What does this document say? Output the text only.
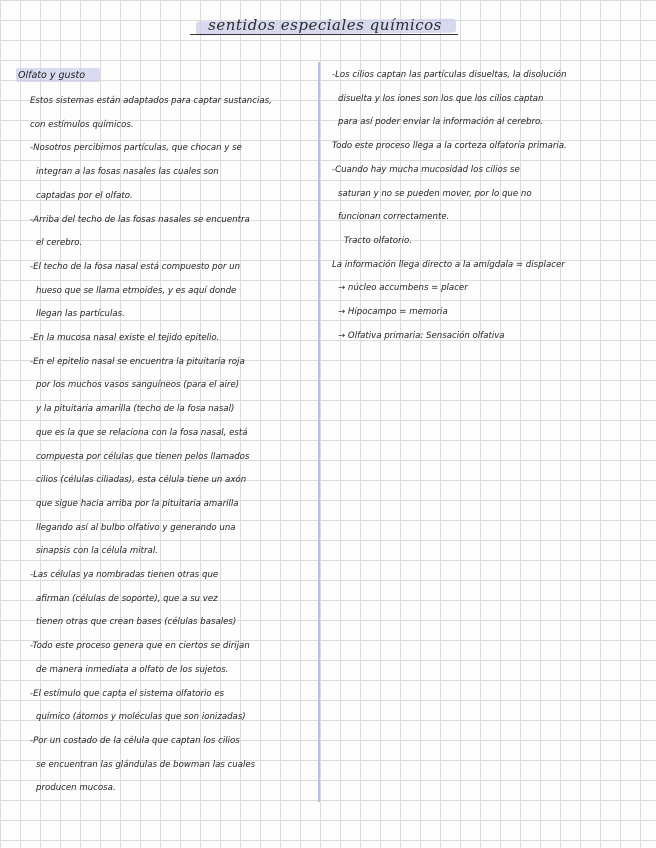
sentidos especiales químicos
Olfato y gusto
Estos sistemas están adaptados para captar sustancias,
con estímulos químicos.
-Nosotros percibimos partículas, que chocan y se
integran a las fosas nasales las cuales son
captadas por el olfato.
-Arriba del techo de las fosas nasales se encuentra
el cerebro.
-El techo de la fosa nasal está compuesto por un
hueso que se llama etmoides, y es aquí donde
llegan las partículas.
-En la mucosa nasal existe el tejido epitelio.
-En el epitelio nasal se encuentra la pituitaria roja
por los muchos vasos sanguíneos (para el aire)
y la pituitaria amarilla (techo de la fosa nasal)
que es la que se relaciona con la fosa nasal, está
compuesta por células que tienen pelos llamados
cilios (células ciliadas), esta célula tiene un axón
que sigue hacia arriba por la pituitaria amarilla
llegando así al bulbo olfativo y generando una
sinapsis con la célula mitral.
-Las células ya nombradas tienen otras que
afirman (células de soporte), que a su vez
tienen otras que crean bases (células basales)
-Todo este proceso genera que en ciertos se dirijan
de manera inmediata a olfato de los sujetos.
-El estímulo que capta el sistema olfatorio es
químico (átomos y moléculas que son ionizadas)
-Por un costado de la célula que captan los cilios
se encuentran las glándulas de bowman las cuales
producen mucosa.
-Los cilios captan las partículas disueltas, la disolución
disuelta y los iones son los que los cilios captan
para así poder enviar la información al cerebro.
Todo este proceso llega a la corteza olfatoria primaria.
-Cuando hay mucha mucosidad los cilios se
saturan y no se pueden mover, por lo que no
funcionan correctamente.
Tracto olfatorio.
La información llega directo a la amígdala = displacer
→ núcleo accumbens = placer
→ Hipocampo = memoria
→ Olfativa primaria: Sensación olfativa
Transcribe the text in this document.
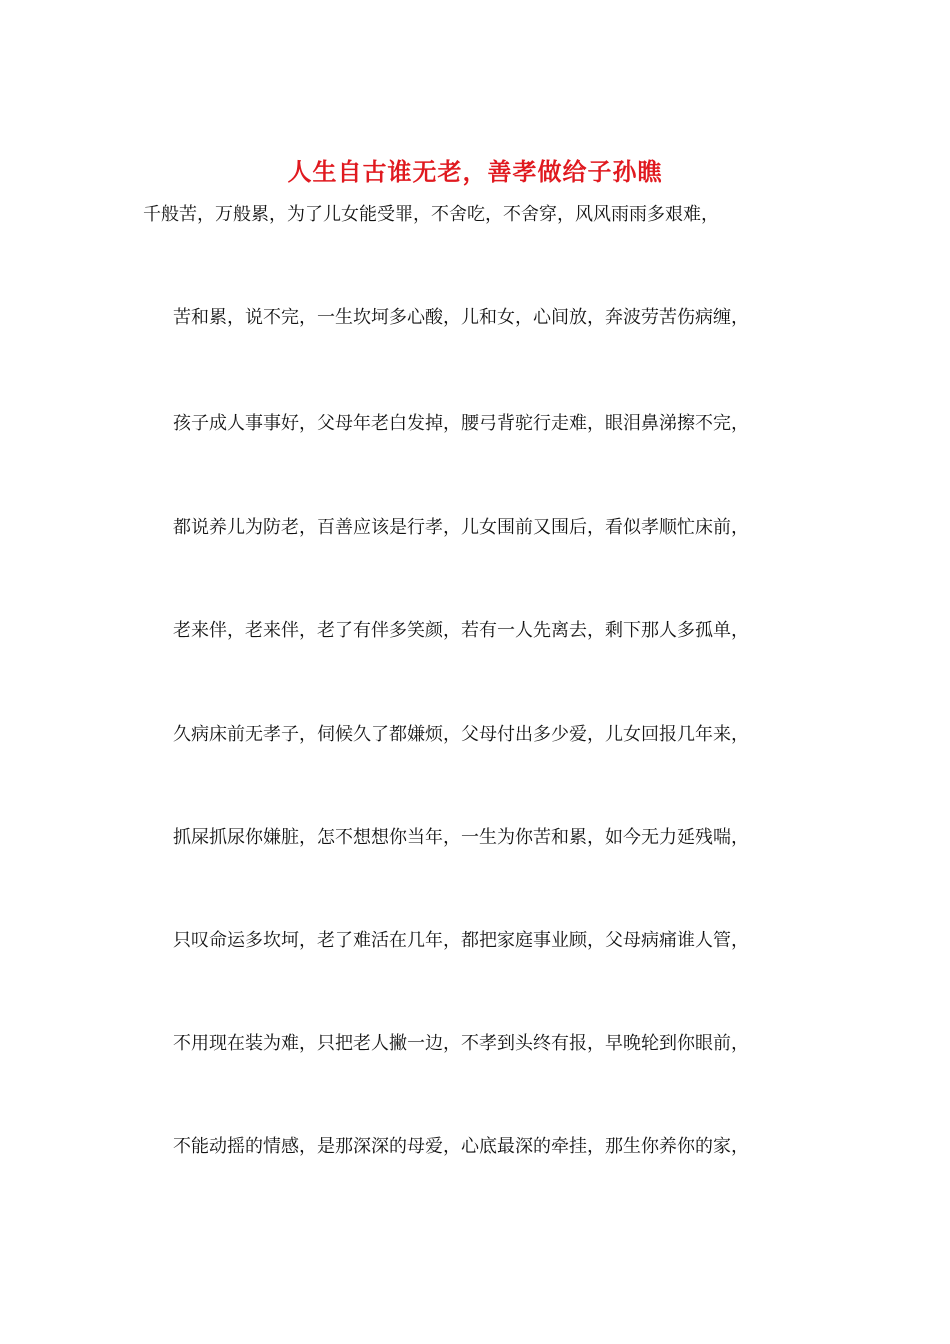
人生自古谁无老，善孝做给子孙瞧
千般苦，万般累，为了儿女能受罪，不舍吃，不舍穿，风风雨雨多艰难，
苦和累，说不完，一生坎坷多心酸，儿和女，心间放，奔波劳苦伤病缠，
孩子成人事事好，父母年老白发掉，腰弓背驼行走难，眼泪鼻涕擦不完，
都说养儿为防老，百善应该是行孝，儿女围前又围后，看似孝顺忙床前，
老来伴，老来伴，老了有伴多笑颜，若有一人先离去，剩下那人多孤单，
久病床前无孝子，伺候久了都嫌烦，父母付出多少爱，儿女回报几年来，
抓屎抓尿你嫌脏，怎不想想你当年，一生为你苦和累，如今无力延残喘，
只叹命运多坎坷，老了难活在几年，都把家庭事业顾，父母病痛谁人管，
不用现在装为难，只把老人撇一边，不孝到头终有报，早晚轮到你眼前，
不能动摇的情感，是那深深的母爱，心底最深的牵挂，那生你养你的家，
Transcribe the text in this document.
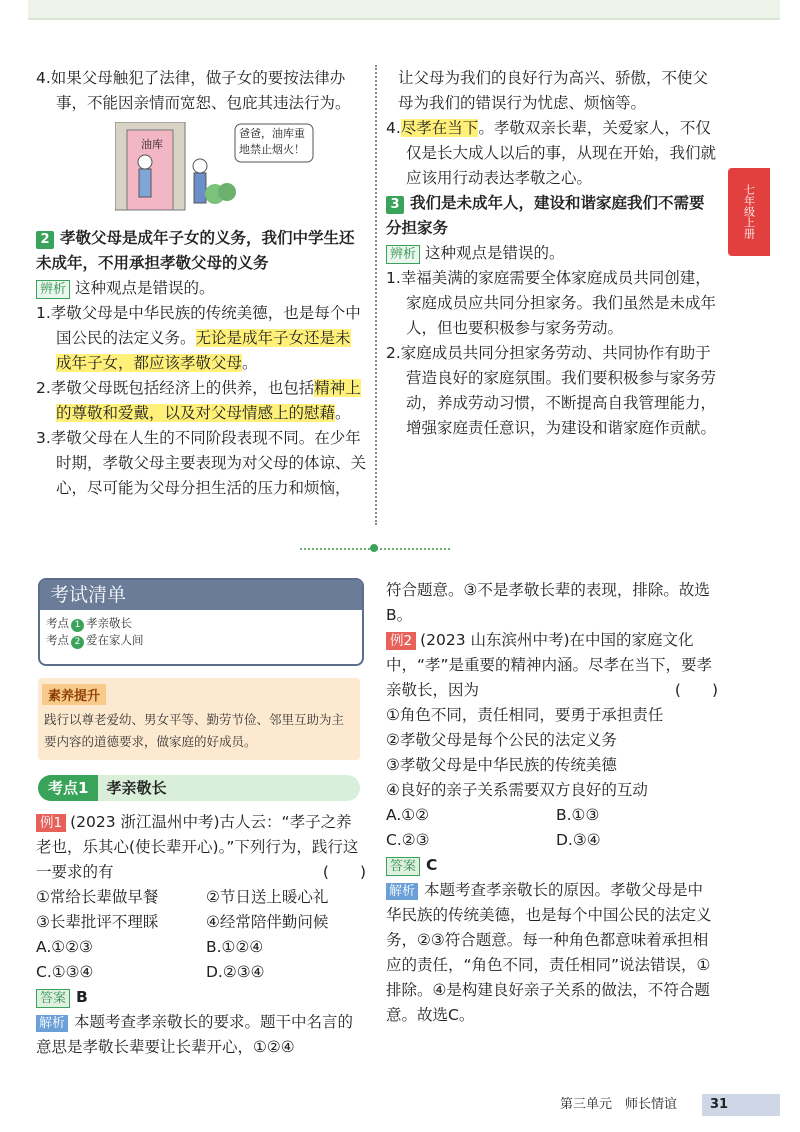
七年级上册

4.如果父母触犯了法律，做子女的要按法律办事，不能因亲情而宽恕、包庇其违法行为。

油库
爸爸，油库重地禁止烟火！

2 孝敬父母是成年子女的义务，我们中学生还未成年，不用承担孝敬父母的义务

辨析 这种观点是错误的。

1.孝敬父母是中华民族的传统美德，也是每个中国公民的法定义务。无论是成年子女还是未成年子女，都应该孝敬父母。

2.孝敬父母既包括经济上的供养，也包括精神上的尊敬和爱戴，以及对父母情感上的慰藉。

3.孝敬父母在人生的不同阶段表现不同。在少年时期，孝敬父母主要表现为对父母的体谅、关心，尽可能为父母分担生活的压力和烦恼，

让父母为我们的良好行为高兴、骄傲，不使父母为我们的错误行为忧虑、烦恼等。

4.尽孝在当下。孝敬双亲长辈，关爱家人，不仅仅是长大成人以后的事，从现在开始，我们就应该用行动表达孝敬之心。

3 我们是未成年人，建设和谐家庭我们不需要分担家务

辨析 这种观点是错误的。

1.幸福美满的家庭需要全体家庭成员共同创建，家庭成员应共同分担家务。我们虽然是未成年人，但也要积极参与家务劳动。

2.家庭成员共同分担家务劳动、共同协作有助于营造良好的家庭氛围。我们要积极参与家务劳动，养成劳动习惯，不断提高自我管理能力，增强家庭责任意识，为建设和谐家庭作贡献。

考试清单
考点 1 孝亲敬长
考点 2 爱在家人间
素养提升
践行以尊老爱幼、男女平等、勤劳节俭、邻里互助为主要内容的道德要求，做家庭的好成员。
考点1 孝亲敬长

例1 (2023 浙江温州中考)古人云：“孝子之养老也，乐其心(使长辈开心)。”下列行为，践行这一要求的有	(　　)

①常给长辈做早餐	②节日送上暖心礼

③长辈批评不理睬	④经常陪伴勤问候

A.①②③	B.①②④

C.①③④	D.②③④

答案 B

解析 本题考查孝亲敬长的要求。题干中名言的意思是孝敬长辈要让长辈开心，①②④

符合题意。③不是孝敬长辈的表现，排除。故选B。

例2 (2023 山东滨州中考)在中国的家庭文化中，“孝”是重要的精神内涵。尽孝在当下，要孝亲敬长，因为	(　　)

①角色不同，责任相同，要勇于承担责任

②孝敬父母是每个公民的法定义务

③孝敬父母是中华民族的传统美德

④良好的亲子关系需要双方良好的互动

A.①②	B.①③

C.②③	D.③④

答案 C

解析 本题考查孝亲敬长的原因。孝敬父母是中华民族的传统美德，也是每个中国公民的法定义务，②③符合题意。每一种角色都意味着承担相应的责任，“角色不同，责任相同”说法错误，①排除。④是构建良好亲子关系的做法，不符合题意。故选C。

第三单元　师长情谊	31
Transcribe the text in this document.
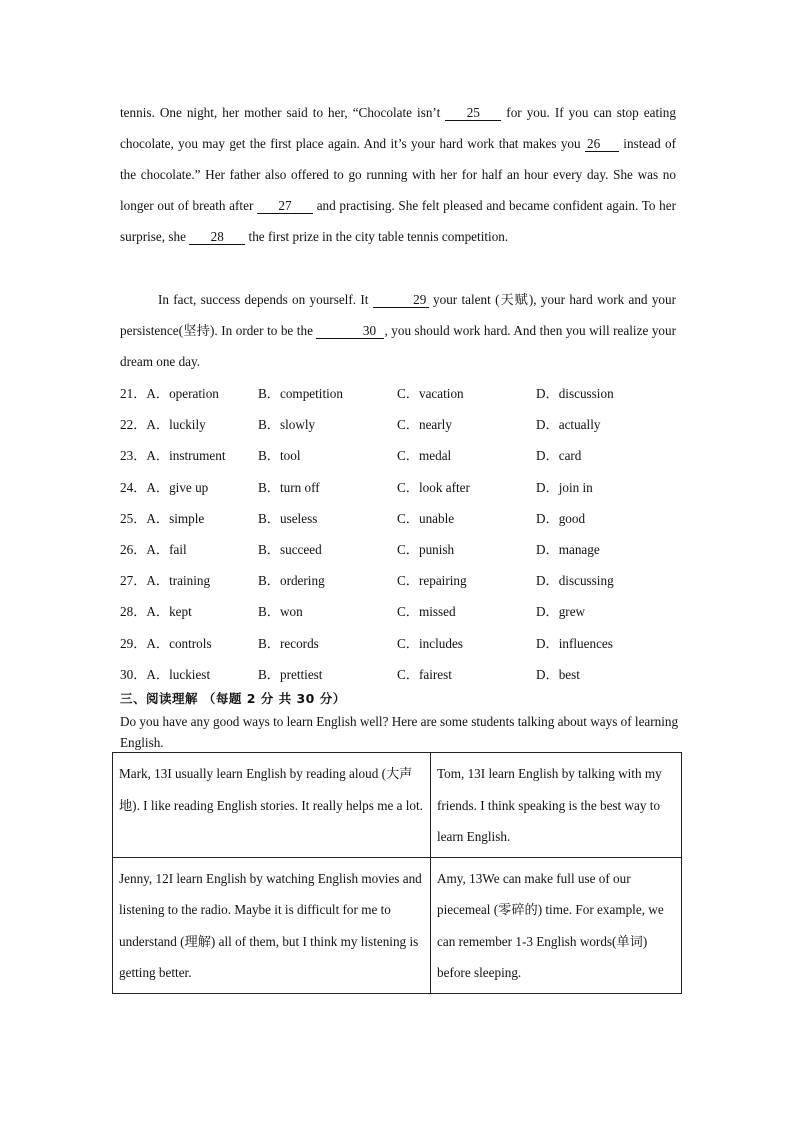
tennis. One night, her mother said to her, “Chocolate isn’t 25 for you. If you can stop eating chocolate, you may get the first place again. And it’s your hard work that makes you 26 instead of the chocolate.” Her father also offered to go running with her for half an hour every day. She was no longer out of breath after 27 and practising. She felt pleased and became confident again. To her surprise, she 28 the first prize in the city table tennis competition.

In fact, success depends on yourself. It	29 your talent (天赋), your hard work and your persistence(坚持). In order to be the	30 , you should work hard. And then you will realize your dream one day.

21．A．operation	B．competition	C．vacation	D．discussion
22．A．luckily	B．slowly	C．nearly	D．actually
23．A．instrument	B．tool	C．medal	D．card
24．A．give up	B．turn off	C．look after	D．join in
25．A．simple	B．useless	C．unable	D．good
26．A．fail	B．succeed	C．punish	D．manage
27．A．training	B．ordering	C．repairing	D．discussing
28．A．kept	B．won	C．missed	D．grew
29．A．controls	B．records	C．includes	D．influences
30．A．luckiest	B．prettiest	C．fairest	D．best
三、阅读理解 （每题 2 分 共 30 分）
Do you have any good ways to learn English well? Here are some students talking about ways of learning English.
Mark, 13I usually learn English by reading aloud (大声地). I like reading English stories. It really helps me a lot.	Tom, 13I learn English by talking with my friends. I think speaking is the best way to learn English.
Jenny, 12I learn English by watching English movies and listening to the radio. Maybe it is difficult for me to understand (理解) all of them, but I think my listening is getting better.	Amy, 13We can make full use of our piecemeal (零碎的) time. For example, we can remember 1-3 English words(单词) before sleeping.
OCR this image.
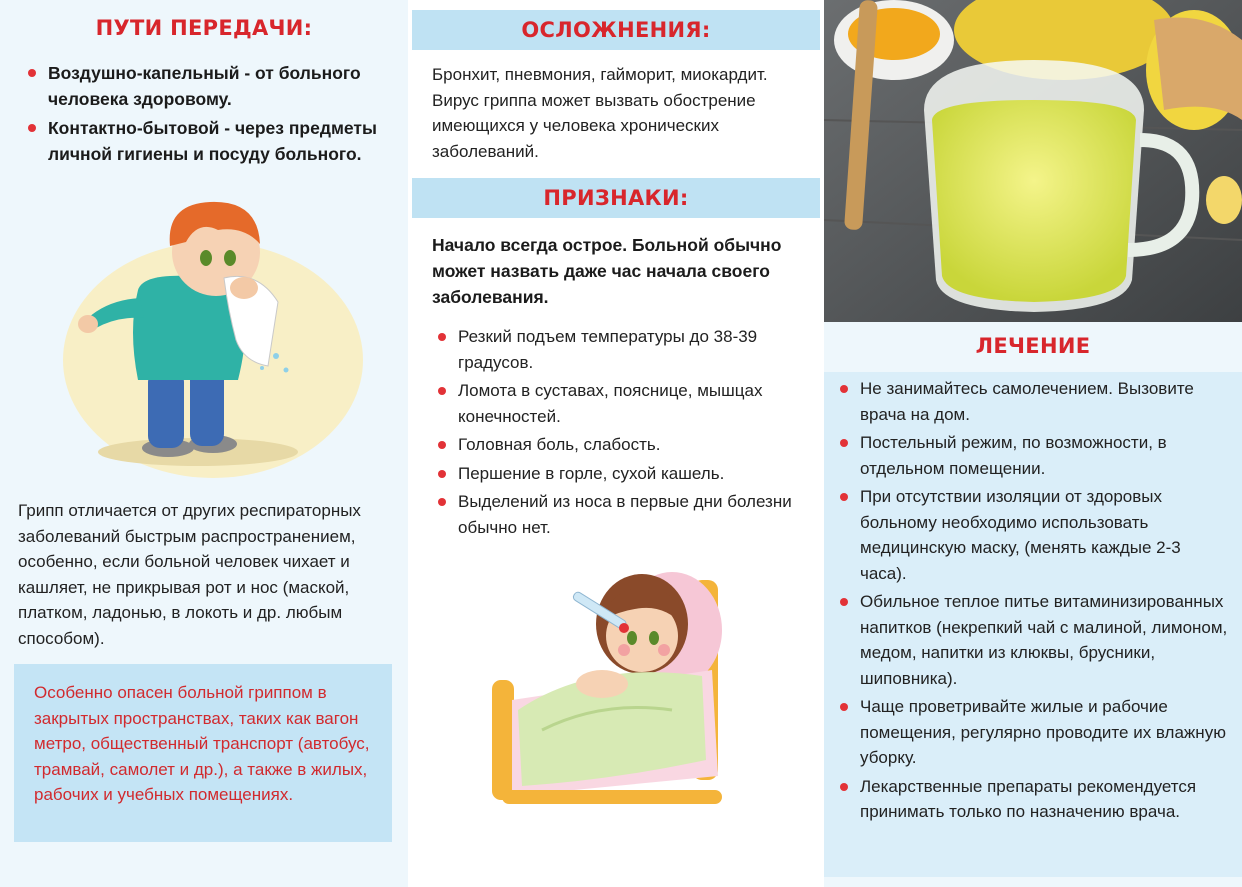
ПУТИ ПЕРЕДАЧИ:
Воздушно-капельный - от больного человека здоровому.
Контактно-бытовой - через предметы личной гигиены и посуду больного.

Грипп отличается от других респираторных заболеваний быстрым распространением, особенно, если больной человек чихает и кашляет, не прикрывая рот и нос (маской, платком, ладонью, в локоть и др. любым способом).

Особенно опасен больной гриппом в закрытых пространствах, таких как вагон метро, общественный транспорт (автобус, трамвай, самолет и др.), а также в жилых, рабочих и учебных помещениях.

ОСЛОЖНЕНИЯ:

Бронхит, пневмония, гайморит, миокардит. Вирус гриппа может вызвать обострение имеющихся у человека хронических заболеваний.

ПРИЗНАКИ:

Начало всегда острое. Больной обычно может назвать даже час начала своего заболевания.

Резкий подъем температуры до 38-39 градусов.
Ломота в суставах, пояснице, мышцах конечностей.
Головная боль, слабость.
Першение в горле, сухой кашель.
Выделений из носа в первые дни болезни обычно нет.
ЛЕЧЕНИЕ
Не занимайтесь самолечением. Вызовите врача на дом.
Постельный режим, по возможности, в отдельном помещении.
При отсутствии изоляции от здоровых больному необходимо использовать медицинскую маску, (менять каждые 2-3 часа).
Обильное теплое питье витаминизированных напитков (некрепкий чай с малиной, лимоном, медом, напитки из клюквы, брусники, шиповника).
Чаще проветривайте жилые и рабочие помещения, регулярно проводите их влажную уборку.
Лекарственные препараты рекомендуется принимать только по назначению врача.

◆ What you have to do: Find every line in the records that has the string "good", then state how many there are and nothing else.

◆ Result of this task: 2